§ CHALLENGE
Return all lines that include the string "image".

(Stored data)
+++
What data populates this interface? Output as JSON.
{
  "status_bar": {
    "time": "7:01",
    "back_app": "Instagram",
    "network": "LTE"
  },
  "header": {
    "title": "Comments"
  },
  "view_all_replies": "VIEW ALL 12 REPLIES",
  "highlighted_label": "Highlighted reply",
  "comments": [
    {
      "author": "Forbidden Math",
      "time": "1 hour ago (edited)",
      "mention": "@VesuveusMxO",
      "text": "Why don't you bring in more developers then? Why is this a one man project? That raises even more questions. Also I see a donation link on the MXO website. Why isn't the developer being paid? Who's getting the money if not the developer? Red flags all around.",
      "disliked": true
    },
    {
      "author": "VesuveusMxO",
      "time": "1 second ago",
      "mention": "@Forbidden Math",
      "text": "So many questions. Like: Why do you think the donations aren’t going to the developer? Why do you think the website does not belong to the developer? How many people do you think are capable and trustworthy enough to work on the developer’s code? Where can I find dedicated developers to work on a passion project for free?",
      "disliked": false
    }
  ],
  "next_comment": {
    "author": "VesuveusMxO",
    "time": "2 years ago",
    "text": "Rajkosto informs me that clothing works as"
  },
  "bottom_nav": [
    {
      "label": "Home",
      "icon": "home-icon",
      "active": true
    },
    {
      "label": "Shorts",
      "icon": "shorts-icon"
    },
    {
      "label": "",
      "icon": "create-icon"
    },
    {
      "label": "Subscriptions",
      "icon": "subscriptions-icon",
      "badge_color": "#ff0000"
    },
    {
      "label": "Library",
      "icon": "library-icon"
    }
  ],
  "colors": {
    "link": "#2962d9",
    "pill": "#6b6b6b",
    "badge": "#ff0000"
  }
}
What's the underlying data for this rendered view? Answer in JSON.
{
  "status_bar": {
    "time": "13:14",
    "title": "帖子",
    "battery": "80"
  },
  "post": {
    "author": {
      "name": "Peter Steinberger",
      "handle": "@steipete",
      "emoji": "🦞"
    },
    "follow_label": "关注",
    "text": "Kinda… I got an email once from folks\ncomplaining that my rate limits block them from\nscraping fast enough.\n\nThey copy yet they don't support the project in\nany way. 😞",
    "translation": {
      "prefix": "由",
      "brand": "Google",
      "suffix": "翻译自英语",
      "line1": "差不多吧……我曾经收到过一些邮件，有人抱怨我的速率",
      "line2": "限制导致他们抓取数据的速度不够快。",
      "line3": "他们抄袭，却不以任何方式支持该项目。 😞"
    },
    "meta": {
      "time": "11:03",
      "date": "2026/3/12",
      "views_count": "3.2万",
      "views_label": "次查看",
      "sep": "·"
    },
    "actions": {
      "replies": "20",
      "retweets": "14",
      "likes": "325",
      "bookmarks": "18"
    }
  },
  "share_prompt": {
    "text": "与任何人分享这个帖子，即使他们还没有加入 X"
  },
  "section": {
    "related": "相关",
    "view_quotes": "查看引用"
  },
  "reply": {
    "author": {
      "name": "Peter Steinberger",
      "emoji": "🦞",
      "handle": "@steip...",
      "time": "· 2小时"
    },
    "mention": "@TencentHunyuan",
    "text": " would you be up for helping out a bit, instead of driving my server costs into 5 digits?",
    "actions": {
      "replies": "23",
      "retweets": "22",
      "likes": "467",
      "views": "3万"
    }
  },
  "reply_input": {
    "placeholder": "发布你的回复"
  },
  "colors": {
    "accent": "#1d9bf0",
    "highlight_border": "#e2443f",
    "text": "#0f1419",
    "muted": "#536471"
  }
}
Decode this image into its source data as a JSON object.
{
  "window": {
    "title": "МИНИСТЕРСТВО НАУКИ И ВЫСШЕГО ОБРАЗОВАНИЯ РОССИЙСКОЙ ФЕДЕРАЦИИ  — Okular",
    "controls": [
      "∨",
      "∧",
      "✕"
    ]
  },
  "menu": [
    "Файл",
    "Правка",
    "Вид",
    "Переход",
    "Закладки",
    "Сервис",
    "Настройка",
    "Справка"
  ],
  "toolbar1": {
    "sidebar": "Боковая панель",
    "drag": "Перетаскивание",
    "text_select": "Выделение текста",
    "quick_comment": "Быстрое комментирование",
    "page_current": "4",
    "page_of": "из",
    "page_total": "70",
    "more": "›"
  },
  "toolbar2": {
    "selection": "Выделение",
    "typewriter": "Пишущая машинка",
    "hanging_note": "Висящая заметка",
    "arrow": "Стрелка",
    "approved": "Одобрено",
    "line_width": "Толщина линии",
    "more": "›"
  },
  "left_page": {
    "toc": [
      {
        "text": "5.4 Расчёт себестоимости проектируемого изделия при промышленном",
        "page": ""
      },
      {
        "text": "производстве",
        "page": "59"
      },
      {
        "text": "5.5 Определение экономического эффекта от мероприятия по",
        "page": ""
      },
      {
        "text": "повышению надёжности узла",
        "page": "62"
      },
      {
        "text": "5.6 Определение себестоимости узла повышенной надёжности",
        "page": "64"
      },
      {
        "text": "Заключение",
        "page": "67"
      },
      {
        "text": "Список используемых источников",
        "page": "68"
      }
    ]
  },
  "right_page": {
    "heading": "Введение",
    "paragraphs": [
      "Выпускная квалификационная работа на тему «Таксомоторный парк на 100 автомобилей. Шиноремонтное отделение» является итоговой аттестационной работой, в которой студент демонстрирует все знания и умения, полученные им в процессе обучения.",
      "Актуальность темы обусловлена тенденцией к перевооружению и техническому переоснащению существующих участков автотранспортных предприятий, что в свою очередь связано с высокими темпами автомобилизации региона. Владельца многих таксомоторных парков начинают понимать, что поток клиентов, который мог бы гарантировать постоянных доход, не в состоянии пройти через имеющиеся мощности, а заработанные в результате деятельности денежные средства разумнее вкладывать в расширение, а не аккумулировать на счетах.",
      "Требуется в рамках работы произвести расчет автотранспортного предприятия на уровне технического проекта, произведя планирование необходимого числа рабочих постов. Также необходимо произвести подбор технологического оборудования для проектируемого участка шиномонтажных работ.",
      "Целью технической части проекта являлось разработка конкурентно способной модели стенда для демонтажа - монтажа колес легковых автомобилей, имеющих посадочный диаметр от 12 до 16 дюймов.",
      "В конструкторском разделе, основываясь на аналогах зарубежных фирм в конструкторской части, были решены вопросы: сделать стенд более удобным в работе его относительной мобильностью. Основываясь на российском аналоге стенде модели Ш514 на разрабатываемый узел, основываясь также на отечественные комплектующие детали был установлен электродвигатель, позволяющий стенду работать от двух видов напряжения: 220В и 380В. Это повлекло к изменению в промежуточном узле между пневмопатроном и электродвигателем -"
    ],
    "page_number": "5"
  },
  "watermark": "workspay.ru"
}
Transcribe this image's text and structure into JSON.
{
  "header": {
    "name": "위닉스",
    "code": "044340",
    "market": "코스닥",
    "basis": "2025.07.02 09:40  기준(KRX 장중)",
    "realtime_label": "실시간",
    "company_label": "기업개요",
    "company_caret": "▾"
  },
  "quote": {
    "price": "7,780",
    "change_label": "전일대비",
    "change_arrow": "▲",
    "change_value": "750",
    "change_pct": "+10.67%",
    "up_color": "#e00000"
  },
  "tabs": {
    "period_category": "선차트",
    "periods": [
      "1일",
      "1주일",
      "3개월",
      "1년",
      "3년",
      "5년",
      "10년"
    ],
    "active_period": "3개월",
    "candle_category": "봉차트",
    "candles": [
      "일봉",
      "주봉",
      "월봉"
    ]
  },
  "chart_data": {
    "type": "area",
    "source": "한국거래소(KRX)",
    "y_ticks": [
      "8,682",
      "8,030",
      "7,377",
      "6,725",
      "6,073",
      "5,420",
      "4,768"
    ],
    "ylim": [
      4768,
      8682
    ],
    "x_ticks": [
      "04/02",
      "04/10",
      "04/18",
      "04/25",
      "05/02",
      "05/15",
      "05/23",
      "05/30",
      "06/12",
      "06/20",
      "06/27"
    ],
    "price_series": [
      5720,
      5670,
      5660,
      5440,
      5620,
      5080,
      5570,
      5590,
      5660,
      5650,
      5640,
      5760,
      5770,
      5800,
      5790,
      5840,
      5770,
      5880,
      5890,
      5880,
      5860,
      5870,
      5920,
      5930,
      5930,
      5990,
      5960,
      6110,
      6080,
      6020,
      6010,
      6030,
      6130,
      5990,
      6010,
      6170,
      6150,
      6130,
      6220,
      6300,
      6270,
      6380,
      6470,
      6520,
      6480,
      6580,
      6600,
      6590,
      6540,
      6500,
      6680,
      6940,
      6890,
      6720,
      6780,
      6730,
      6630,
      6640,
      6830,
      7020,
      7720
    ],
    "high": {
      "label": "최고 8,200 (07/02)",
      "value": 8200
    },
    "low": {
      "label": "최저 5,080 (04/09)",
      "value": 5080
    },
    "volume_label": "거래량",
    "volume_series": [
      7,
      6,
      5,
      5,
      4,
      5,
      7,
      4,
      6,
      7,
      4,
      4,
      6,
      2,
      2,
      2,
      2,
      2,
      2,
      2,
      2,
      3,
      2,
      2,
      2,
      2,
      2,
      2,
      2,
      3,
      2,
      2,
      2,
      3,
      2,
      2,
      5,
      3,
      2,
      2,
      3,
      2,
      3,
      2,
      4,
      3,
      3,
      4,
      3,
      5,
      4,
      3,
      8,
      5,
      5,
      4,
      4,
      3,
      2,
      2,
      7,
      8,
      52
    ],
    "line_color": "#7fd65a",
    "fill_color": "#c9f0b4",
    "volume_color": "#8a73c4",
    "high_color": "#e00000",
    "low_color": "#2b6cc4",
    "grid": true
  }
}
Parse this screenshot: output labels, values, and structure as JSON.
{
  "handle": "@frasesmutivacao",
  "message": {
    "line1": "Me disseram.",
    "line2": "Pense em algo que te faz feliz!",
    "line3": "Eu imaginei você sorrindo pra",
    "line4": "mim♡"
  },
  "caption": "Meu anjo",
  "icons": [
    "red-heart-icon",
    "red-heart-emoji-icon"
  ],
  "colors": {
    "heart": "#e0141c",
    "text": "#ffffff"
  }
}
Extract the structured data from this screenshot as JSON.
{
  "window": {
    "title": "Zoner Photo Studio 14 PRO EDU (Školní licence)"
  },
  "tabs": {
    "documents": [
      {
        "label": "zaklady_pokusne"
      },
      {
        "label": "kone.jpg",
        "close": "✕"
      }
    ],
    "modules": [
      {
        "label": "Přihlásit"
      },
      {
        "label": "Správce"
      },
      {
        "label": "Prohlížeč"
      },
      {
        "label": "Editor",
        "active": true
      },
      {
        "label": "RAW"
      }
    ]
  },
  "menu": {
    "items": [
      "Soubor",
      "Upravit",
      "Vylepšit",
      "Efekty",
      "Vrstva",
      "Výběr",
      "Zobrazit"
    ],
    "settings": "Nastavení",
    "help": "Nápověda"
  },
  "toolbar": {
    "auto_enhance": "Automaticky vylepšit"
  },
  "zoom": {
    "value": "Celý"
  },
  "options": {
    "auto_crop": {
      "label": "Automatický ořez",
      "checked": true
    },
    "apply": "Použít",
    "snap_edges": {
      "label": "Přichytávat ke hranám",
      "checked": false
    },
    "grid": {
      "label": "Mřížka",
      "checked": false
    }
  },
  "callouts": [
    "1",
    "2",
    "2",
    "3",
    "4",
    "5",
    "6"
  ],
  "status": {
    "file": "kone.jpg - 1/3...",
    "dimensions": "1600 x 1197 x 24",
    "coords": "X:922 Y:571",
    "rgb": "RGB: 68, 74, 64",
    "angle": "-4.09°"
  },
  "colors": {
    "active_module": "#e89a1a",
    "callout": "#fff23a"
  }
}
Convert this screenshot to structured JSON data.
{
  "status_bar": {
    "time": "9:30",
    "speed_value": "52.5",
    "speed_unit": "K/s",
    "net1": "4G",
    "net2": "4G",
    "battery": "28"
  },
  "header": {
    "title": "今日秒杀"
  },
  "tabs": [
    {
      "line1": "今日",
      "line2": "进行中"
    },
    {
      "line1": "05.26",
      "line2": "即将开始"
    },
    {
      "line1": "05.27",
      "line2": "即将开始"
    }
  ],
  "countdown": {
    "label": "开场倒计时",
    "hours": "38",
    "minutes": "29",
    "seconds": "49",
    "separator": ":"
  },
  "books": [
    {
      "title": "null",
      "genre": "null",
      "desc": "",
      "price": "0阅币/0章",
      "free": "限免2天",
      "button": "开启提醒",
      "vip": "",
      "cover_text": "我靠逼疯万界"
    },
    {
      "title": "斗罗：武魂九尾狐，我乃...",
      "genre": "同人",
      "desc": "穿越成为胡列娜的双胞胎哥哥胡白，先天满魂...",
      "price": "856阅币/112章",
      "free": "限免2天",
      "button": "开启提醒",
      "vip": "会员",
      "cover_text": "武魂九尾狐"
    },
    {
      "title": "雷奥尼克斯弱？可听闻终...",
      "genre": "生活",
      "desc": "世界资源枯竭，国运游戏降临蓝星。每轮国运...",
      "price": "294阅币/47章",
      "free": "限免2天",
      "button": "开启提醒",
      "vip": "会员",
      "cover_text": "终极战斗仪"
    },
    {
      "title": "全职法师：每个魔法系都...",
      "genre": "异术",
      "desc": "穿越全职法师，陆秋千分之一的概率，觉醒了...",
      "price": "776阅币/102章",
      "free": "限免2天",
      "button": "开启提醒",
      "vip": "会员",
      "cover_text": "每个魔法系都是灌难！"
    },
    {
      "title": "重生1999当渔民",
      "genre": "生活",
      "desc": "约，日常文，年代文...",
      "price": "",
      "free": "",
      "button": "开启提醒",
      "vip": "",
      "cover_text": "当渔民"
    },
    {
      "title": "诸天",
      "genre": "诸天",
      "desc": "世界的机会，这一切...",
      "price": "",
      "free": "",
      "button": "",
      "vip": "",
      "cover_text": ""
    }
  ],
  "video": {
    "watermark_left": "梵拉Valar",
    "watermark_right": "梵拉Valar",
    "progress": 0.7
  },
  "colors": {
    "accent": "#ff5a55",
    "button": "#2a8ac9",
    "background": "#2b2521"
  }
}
+++
§ EXERCISE RESULT
Decode this image into its source data as a JSON object.
Transcribe this image's text and structure into JSON.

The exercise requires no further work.